Saved entries

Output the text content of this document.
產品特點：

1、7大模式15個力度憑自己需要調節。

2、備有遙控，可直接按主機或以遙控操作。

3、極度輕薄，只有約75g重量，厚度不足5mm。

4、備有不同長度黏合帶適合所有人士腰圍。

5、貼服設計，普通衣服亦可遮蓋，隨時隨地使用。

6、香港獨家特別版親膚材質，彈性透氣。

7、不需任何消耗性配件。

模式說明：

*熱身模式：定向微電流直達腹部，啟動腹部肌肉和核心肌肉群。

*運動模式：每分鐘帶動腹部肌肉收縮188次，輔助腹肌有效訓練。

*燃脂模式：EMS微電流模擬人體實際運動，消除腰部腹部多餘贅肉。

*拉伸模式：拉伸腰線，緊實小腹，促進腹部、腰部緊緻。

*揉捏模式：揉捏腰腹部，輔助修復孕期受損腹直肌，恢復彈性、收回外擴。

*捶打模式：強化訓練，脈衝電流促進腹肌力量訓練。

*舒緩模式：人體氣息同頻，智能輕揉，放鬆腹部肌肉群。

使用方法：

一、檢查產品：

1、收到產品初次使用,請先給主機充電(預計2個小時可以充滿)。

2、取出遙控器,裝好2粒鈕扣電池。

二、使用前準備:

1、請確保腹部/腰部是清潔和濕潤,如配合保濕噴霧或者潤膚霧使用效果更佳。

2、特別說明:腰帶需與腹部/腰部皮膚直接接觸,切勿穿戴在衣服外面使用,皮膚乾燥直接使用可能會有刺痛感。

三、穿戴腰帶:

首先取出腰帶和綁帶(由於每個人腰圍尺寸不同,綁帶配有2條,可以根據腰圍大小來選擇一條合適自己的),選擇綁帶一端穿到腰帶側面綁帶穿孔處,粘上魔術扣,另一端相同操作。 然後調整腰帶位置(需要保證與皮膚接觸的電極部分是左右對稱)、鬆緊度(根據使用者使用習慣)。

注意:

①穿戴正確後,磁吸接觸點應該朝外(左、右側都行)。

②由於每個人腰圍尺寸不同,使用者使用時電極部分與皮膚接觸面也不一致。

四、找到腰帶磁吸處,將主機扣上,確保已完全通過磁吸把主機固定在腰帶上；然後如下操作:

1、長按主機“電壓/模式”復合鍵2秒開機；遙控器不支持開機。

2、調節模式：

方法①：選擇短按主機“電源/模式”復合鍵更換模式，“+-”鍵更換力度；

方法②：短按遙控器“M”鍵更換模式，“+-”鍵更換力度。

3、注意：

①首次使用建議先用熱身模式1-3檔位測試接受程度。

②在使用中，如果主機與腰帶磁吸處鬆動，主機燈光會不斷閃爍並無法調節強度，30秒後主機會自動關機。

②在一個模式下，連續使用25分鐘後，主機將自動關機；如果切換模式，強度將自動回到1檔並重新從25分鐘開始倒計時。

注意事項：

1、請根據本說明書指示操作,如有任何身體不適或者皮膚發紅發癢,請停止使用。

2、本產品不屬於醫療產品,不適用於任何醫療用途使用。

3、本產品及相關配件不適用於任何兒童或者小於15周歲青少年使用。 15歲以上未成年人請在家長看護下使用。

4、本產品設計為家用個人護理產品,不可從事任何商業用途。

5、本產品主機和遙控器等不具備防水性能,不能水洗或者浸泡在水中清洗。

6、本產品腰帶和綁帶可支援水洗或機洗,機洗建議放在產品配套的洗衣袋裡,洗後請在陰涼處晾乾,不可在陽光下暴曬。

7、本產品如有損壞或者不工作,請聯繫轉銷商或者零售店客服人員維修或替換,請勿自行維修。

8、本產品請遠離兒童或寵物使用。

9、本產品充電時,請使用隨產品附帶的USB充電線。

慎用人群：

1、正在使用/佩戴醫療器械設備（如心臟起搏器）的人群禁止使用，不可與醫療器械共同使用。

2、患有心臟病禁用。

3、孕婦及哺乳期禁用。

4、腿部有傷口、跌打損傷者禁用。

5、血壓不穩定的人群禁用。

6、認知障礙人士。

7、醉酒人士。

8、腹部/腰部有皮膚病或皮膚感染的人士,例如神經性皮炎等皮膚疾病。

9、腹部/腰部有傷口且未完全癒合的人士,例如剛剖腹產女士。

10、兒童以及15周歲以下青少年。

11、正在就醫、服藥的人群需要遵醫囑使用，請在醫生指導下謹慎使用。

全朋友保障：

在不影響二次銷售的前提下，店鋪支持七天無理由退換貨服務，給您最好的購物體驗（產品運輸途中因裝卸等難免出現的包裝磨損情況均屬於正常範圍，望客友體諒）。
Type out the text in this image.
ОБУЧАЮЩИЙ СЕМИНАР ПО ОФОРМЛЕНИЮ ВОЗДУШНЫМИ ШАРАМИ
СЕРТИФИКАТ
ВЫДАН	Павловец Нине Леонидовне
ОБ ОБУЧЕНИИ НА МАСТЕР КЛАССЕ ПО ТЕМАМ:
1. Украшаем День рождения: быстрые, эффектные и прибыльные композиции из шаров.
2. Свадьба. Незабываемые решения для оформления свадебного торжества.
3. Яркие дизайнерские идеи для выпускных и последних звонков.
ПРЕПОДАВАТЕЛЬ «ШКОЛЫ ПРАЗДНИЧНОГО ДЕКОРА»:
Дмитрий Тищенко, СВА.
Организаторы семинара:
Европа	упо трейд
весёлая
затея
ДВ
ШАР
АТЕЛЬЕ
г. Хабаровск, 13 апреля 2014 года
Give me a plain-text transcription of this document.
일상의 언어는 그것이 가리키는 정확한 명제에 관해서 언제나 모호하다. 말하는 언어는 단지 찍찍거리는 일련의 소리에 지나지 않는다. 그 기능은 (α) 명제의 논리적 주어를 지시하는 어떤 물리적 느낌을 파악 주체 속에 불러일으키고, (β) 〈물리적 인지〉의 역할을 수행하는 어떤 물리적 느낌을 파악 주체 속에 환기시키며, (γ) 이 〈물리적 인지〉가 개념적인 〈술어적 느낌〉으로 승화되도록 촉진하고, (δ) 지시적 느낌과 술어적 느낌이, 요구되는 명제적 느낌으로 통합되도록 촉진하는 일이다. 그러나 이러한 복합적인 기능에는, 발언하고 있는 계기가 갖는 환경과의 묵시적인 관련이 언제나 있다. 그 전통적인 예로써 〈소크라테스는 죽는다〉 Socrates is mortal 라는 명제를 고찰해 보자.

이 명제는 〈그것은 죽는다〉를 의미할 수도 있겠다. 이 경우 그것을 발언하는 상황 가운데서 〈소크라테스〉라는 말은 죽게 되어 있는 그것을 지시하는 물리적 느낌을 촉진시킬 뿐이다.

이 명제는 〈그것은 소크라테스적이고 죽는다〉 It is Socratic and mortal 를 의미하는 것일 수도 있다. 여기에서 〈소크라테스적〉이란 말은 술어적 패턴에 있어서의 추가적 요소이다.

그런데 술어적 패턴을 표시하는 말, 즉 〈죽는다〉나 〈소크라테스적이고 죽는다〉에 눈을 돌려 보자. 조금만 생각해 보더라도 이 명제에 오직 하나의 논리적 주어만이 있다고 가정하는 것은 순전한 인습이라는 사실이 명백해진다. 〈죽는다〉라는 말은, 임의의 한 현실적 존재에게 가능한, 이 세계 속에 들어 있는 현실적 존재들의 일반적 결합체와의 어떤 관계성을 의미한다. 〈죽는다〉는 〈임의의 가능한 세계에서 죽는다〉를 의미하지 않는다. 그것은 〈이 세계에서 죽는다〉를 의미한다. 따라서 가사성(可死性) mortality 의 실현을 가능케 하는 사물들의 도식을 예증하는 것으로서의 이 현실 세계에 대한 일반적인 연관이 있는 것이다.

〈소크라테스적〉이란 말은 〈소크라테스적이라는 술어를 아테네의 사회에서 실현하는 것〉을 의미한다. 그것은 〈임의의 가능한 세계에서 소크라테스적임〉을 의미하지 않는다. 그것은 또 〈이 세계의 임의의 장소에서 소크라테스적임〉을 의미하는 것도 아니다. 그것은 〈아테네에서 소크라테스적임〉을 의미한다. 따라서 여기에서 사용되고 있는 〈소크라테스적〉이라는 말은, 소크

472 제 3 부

▶ _Work to complete_: Quote the line that contains "Type out the text in this image." and each line after it through the end of the data, exactly, leaving out everything else.

▶ _Result_:
Type out the text in this image.
ОБУЧАЮЩИЙ СЕМИНАР ПО ОФОРМЛЕНИЮ ВОЗДУШНЫМИ ШАРАМИ
СЕРТИФИКАТ
ВЫДАН	Павловец Нине Леонидовне
ОБ ОБУЧЕНИИ НА МАСТЕР КЛАССЕ ПО ТЕМАМ:
1. Украшаем День рождения: быстрые, эффектные и прибыльные композиции из шаров.
2. Свадьба. Незабываемые решения для оформления свадебного торжества.
3. Яркие дизайнерские идеи для выпускных и последних звонков.
ПРЕПОДАВАТЕЛЬ «ШКОЛЫ ПРАЗДНИЧНОГО ДЕКОРА»:
Дмитрий Тищенко, СВА.
Организаторы семинара:
Европа	упо трейд
весёлая
затея
ДВ
ШАР
АТЕЛЬЕ
г. Хабаровск, 13 апреля 2014 года
Give me a plain-text transcription of this document.
일상의 언어는 그것이 가리키는 정확한 명제에 관해서 언제나 모호하다. 말하는 언어는 단지 찍찍거리는 일련의 소리에 지나지 않는다. 그 기능은 (α) 명제의 논리적 주어를 지시하는 어떤 물리적 느낌을 파악 주체 속에 불러일으키고, (β) 〈물리적 인지〉의 역할을 수행하는 어떤 물리적 느낌을 파악 주체 속에 환기시키며, (γ) 이 〈물리적 인지〉가 개념적인 〈술어적 느낌〉으로 승화되도록 촉진하고, (δ) 지시적 느낌과 술어적 느낌이, 요구되는 명제적 느낌으로 통합되도록 촉진하는 일이다. 그러나 이러한 복합적인 기능에는, 발언하고 있는 계기가 갖는 환경과의 묵시적인 관련이 언제나 있다. 그 전통적인 예로써 〈소크라테스는 죽는다〉 Socrates is mortal 라는 명제를 고찰해 보자.

이 명제는 〈그것은 죽는다〉를 의미할 수도 있겠다. 이 경우 그것을 발언하는 상황 가운데서 〈소크라테스〉라는 말은 죽게 되어 있는 그것을 지시하는 물리적 느낌을 촉진시킬 뿐이다.

이 명제는 〈그것은 소크라테스적이고 죽는다〉 It is Socratic and mortal 를 의미하는 것일 수도 있다. 여기에서 〈소크라테스적〉이란 말은 술어적 패턴에 있어서의 추가적 요소이다.

그런데 술어적 패턴을 표시하는 말, 즉 〈죽는다〉나 〈소크라테스적이고 죽는다〉에 눈을 돌려 보자. 조금만 생각해 보더라도 이 명제에 오직 하나의 논리적 주어만이 있다고 가정하는 것은 순전한 인습이라는 사실이 명백해진다. 〈죽는다〉라는 말은, 임의의 한 현실적 존재에게 가능한, 이 세계 속에 들어 있는 현실적 존재들의 일반적 결합체와의 어떤 관계성을 의미한다. 〈죽는다〉는 〈임의의 가능한 세계에서 죽는다〉를 의미하지 않는다. 그것은 〈이 세계에서 죽는다〉를 의미한다. 따라서 가사성(可死性) mortality 의 실현을 가능케 하는 사물들의 도식을 예증하는 것으로서의 이 현실 세계에 대한 일반적인 연관이 있는 것이다.

〈소크라테스적〉이란 말은 〈소크라테스적이라는 술어를 아테네의 사회에서 실현하는 것〉을 의미한다. 그것은 〈임의의 가능한 세계에서 소크라테스적임〉을 의미하지 않는다. 그것은 또 〈이 세계의 임의의 장소에서 소크라테스적임〉을 의미하는 것도 아니다. 그것은 〈아테네에서 소크라테스적임〉을 의미한다. 따라서 여기에서 사용되고 있는 〈소크라테스적〉이라는 말은, 소크

472 제 3 부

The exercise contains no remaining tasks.